---------- Input records ----------
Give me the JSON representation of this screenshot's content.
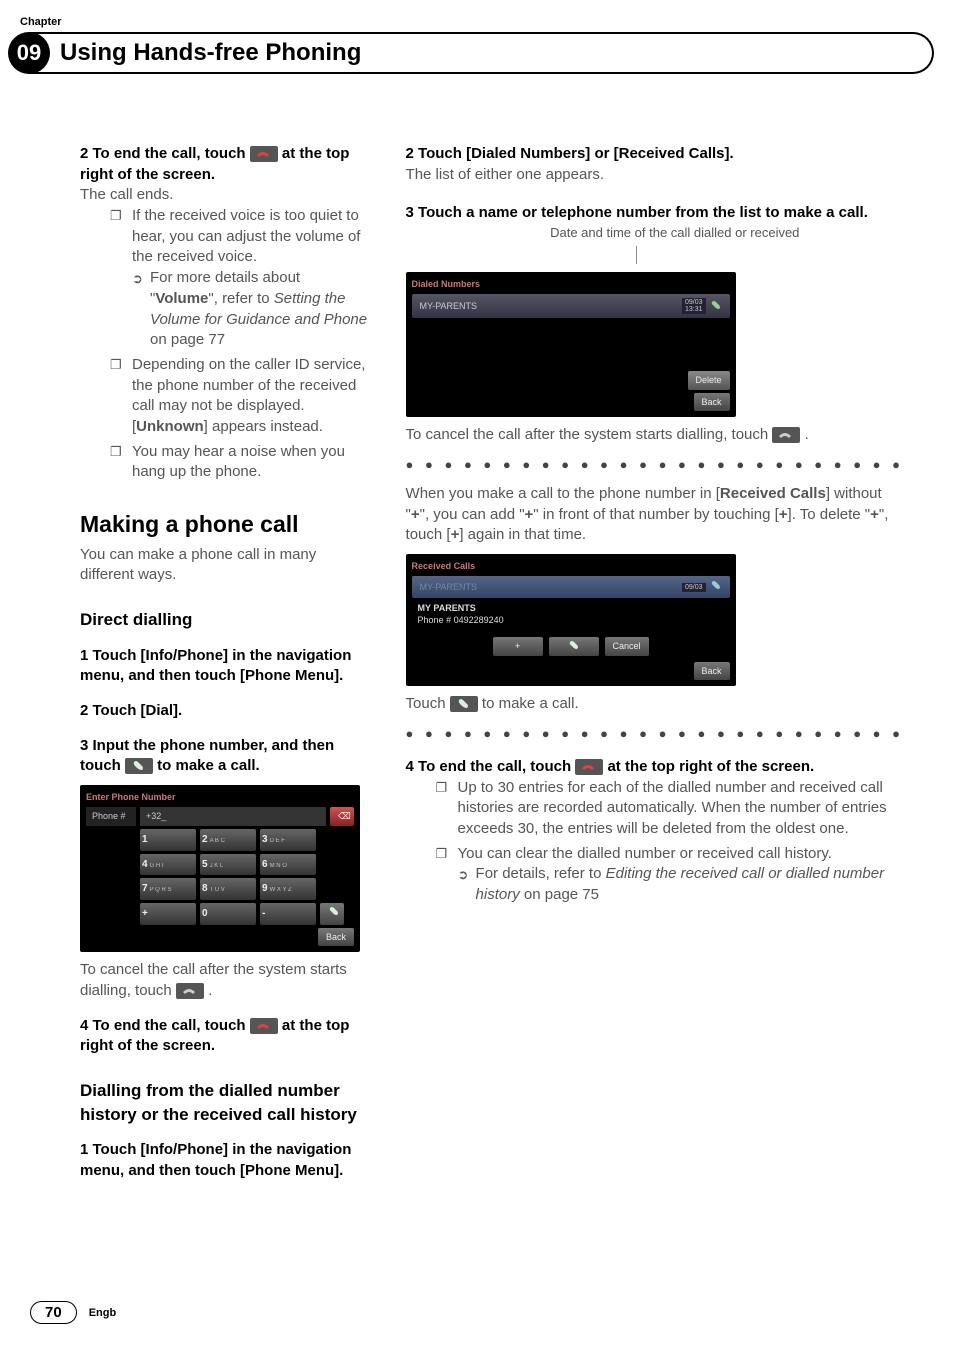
{
  "header": {
    "chapter_label": "Chapter",
    "chapter_number": "09",
    "title": "Using Hands-free Phoning"
  },
  "footer": {
    "page_number": "70",
    "lang": "Engb"
  },
  "colors": {
    "body_text": "#555555",
    "black": "#000000",
    "screenshot_bg": "#000000",
    "btn_grad_top": "#777777",
    "btn_grad_bot": "#444444"
  },
  "left": {
    "step2": "2    To end the call, touch ",
    "step2b": " at the top right of the screen.",
    "call_ends": "The call ends.",
    "bul1a": "If the received voice is too quiet to hear, you can adjust the volume of the received voice.",
    "bul1b_pre": "For more details about \"",
    "bul1b_bold": "Volume",
    "bul1b_post": "\", refer to ",
    "bul1b_italic": "Setting the Volume for Guidance and Phone",
    "bul1b_end": " on page 77",
    "bul2a": "Depending on the caller ID service, the phone number of the received call may not be displayed. [",
    "bul2b": "Unknown",
    "bul2c": "] appears instead.",
    "bul3": "You may hear a noise when you hang up the phone.",
    "h2": "Making a phone call",
    "h2_body": "You can make a phone call in many different ways.",
    "h3a": "Direct dialling",
    "d_step1": "1    Touch [Info/Phone] in the navigation menu, and then touch [Phone Menu].",
    "d_step2": "2    Touch [Dial].",
    "d_step3a": "3    Input the phone number, and then touch ",
    "d_step3b": " to make a call.",
    "ss_dial": {
      "title": "Enter Phone Number",
      "field_label": "Phone #",
      "field_value": "+32_",
      "keys": [
        [
          "1",
          "2 A B C",
          "3 D E F"
        ],
        [
          "4 G H I",
          "5 J K L",
          "6 M N O"
        ],
        [
          "7 P Q R S",
          "8 T U V",
          "9 W X Y Z"
        ],
        [
          "+",
          "0",
          "-"
        ]
      ],
      "back": "Back"
    },
    "cancel_text_a": "To cancel the call after the system starts dialling, touch ",
    "cancel_text_b": ".",
    "d_step4a": "4    To end the call, touch ",
    "d_step4b": " at the top right of the screen.",
    "h3b": "Dialling from the dialled number history or the received call history",
    "h_step1": "1    Touch [Info/Phone] in the navigation menu, and then touch [Phone Menu]."
  },
  "right": {
    "step2": "2    Touch [Dialed Numbers] or [Received Calls].",
    "step2_body": "The list of either one appears.",
    "step3": "3    Touch a name or telephone number from the list to make a call.",
    "caption": "Date and time of the call dialled or received",
    "ss_hist": {
      "title": "Dialed Numbers",
      "entry": "MY-PARENTS",
      "date": "09/03\n13:31",
      "delete": "Delete",
      "back": "Back"
    },
    "cancel_a": "To cancel the call after the system starts dialling, touch ",
    "cancel_b": ".",
    "para2_a": "When you make a call to the phone number in [",
    "para2_b": "Received Calls",
    "para2_c": "] without \"",
    "para2_d": "+",
    "para2_e": "\", you can add \"",
    "para2_f": "+",
    "para2_g": "\" in front of that number by touching [",
    "para2_h": "+",
    "para2_i": "]. To delete \"",
    "para2_j": "+",
    "para2_k": "\", touch [",
    "para2_l": "+",
    "para2_m": "] again in that time.",
    "ss_recv": {
      "title": "Received Calls",
      "highlight": "MY-PARENTS",
      "date": "09/03",
      "name": "MY PARENTS",
      "phone": "Phone # 0492289240",
      "plus": "+",
      "cancel": "Cancel",
      "back": "Back"
    },
    "touch_make_a": "Touch ",
    "touch_make_b": " to make a call.",
    "step4a": "4    To end the call, touch ",
    "step4b": " at the top right of the screen.",
    "bul1": "Up to 30 entries for each of the dialled number and received call histories are recorded automatically. When the number of entries exceeds 30, the entries will be deleted from the oldest one.",
    "bul2a": "You can clear the dialled number or received call history.",
    "bul2b_pre": "For details, refer to ",
    "bul2b_italic": "Editing the received call or dialled number history",
    "bul2b_post": " on page 75"
  }
}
----------
## Task to carry out
Return the listing above word for word, with the pictures removed.

## Worked solution
Give me the JSON representation of this screenshot's content.
{
  "header": {
    "chapter_label": "Chapter",
    "chapter_number": "09",
    "title": "Using Hands-free Phoning"
  },
  "footer": {
    "page_number": "70",
    "lang": "Engb"
  },
  "colors": {
    "body_text": "#555555",
    "black": "#000000",
    "screenshot_bg": "#000000",
    "btn_grad_top": "#777777",
    "btn_grad_bot": "#444444"
  },
  "left": {
    "step2": "2    To end the call, touch ",
    "step2b": " at the top right of the screen.",
    "call_ends": "The call ends.",
    "bul1a": "If the received voice is too quiet to hear, you can adjust the volume of the received voice.",
    "bul1b_pre": "For more details about \"",
    "bul1b_bold": "Volume",
    "bul1b_post": "\", refer to ",
    "bul1b_italic": "Setting the Volume for Guidance and Phone",
    "bul1b_end": " on page 77",
    "bul2a": "Depending on the caller ID service, the phone number of the received call may not be displayed. [",
    "bul2b": "Unknown",
    "bul2c": "] appears instead.",
    "bul3": "You may hear a noise when you hang up the phone.",
    "h2": "Making a phone call",
    "h2_body": "You can make a phone call in many different ways.",
    "h3a": "Direct dialling",
    "d_step1": "1    Touch [Info/Phone] in the navigation menu, and then touch [Phone Menu].",
    "d_step2": "2    Touch [Dial].",
    "d_step3a": "3    Input the phone number, and then touch ",
    "d_step3b": " to make a call.",
    "ss_dial": {
      "title": "Enter Phone Number",
      "field_label": "Phone #",
      "field_value": "+32_",
      "keys": [
        [
          "1",
          "2 A B C",
          "3 D E F"
        ],
        [
          "4 G H I",
          "5 J K L",
          "6 M N O"
        ],
        [
          "7 P Q R S",
          "8 T U V",
          "9 W X Y Z"
        ],
        [
          "+",
          "0",
          "-"
        ]
      ],
      "back": "Back"
    },
    "cancel_text_a": "To cancel the call after the system starts dialling, touch ",
    "cancel_text_b": ".",
    "d_step4a": "4    To end the call, touch ",
    "d_step4b": " at the top right of the screen.",
    "h3b": "Dialling from the dialled number history or the received call history",
    "h_step1": "1    Touch [Info/Phone] in the navigation menu, and then touch [Phone Menu]."
  },
  "right": {
    "step2": "2    Touch [Dialed Numbers] or [Received Calls].",
    "step2_body": "The list of either one appears.",
    "step3": "3    Touch a name or telephone number from the list to make a call.",
    "caption": "Date and time of the call dialled or received",
    "ss_hist": {
      "title": "Dialed Numbers",
      "entry": "MY-PARENTS",
      "date": "09/03\n13:31",
      "delete": "Delete",
      "back": "Back"
    },
    "cancel_a": "To cancel the call after the system starts dialling, touch ",
    "cancel_b": ".",
    "para2_a": "When you make a call to the phone number in [",
    "para2_b": "Received Calls",
    "para2_c": "] without \"",
    "para2_d": "+",
    "para2_e": "\", you can add \"",
    "para2_f": "+",
    "para2_g": "\" in front of that number by touching [",
    "para2_h": "+",
    "para2_i": "]. To delete \"",
    "para2_j": "+",
    "para2_k": "\", touch [",
    "para2_l": "+",
    "para2_m": "] again in that time.",
    "ss_recv": {
      "title": "Received Calls",
      "highlight": "MY-PARENTS",
      "date": "09/03",
      "name": "MY PARENTS",
      "phone": "Phone # 0492289240",
      "plus": "+",
      "cancel": "Cancel",
      "back": "Back"
    },
    "touch_make_a": "Touch ",
    "touch_make_b": " to make a call.",
    "step4a": "4    To end the call, touch ",
    "step4b": " at the top right of the screen.",
    "bul1": "Up to 30 entries for each of the dialled number and received call histories are recorded automatically. When the number of entries exceeds 30, the entries will be deleted from the oldest one.",
    "bul2a": "You can clear the dialled number or received call history.",
    "bul2b_pre": "For details, refer to ",
    "bul2b_italic": "Editing the received call or dialled number history",
    "bul2b_post": " on page 75"
  }
}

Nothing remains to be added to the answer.